■ The task
Each line containing the word "Kiutalási" should be found and copied.

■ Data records
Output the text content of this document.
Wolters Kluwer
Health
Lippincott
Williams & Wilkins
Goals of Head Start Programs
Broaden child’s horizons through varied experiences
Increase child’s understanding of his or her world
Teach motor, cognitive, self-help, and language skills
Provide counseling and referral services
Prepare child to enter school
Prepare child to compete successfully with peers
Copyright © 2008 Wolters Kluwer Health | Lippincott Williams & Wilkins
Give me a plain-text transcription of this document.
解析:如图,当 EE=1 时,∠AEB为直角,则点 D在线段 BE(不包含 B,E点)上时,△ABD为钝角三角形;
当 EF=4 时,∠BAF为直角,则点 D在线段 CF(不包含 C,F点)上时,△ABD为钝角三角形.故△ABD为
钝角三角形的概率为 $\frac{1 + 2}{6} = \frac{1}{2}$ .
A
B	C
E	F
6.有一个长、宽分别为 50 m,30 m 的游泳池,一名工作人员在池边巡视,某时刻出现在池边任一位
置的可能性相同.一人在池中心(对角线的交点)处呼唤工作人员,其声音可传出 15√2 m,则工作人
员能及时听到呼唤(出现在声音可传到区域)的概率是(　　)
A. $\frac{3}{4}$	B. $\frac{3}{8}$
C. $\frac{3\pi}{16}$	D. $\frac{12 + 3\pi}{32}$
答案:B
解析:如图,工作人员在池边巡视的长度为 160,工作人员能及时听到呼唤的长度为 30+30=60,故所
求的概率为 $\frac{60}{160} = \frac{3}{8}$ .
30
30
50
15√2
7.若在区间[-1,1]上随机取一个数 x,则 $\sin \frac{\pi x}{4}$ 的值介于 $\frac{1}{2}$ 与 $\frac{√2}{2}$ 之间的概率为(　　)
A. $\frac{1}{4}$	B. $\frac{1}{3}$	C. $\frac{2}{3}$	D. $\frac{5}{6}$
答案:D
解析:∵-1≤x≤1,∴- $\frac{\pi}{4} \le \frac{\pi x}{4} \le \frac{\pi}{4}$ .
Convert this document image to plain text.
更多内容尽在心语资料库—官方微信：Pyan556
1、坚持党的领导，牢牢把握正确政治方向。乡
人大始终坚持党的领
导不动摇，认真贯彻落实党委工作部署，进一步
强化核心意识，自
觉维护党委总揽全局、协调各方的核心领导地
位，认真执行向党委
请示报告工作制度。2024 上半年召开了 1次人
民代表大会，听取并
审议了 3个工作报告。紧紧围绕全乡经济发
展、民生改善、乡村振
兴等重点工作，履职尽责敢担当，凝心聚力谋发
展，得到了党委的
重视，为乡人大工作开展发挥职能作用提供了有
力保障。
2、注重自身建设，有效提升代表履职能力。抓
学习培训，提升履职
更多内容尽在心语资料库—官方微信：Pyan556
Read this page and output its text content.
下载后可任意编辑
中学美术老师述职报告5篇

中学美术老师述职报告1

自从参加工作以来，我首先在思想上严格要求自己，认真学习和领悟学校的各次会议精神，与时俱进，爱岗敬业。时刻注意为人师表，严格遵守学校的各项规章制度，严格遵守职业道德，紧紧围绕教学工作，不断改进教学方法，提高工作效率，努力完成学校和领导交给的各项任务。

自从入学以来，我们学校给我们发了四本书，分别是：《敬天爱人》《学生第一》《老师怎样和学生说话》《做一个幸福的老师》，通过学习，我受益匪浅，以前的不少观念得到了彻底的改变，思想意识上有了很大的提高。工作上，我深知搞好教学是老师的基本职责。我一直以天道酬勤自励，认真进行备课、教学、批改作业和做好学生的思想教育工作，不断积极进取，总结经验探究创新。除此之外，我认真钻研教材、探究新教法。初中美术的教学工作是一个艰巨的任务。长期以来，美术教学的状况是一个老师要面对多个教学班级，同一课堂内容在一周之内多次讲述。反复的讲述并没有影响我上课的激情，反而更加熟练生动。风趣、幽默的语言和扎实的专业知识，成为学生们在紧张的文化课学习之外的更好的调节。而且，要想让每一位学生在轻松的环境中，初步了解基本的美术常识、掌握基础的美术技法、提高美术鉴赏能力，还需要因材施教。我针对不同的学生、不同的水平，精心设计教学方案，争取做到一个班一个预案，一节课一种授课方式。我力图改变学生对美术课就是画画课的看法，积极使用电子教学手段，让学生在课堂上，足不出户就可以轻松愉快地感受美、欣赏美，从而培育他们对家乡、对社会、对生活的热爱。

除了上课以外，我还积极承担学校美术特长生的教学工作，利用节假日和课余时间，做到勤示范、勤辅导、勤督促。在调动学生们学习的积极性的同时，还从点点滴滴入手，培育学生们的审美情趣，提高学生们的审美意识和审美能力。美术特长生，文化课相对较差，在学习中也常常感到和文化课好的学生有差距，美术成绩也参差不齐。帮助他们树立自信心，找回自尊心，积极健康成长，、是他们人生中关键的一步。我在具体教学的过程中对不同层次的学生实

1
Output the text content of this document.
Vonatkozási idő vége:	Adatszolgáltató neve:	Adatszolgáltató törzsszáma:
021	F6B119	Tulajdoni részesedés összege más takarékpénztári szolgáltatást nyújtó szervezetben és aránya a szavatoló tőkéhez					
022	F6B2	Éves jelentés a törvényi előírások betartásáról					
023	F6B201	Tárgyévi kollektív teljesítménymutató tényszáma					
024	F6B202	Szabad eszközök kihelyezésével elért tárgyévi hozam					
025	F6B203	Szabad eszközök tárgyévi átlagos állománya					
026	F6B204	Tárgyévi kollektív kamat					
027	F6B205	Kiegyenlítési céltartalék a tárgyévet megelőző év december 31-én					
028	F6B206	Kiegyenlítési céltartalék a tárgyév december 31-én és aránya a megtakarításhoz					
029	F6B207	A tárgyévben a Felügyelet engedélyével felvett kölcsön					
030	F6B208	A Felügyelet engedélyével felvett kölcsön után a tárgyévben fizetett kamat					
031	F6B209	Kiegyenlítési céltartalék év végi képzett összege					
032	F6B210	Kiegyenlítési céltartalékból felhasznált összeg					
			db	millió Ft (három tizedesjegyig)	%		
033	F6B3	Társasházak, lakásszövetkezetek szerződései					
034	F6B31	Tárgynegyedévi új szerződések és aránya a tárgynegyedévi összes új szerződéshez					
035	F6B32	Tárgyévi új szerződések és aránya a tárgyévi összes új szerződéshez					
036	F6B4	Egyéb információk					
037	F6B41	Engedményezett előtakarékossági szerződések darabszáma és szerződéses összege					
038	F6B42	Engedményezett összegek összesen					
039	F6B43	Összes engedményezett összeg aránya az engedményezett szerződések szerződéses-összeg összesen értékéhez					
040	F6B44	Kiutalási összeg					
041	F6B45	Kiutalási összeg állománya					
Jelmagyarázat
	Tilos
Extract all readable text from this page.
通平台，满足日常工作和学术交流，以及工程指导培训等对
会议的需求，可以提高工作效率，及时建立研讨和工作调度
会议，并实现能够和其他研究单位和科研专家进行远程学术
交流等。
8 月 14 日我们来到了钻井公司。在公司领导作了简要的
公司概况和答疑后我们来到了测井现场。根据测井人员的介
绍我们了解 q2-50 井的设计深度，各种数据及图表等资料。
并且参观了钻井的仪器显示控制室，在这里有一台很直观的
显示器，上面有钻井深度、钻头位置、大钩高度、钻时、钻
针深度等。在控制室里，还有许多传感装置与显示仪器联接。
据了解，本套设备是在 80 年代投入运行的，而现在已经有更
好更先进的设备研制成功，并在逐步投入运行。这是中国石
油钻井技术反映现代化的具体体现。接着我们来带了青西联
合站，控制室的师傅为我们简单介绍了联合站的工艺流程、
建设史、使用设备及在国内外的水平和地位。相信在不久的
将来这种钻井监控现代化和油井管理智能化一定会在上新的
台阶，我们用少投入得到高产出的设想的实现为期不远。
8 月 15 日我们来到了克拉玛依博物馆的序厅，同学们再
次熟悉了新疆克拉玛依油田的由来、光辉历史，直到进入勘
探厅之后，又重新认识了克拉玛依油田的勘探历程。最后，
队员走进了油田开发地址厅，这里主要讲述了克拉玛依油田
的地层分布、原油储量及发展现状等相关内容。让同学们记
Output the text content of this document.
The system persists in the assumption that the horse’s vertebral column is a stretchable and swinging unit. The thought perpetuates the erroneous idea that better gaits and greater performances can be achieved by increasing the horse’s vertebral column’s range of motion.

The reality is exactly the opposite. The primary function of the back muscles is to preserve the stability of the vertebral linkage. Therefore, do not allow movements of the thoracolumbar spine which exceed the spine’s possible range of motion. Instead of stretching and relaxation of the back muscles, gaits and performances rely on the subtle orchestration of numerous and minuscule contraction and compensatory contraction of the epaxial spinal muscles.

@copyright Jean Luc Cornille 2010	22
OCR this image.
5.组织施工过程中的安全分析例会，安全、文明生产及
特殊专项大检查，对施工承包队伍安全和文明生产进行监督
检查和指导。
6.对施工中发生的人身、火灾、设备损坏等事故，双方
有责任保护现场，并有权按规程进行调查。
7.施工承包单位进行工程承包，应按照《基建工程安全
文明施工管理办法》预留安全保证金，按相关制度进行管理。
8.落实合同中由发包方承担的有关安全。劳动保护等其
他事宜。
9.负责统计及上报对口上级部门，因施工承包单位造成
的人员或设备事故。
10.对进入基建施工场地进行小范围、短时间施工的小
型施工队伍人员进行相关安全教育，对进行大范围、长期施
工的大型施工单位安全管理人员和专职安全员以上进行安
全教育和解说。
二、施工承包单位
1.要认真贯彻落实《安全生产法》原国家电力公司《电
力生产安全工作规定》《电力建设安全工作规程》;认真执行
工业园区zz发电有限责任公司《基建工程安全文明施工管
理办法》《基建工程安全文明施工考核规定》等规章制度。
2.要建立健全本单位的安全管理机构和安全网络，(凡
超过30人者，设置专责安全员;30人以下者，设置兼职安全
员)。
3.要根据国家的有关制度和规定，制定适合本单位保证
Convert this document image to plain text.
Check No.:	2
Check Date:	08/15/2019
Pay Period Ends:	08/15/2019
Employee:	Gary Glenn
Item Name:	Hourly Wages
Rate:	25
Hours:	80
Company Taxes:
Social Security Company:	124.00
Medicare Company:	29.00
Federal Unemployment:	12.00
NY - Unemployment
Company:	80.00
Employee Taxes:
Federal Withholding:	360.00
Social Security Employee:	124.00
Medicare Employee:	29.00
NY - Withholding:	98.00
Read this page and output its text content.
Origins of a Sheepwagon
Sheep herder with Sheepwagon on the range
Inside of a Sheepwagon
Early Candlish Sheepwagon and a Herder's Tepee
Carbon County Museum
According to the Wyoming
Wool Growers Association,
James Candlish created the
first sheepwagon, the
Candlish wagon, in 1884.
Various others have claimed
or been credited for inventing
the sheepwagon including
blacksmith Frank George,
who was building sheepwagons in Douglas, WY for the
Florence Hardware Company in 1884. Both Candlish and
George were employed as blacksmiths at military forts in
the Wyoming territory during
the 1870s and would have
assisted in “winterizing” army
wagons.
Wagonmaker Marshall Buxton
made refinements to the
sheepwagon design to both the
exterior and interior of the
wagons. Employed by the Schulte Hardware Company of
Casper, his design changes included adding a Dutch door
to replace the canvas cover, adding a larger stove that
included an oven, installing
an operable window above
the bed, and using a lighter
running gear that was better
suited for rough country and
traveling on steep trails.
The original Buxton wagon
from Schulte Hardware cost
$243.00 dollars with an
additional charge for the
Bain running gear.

■ Final result
040	F6B44	Kiutalási összeg					
041	F6B45	Kiutalási összeg állománya					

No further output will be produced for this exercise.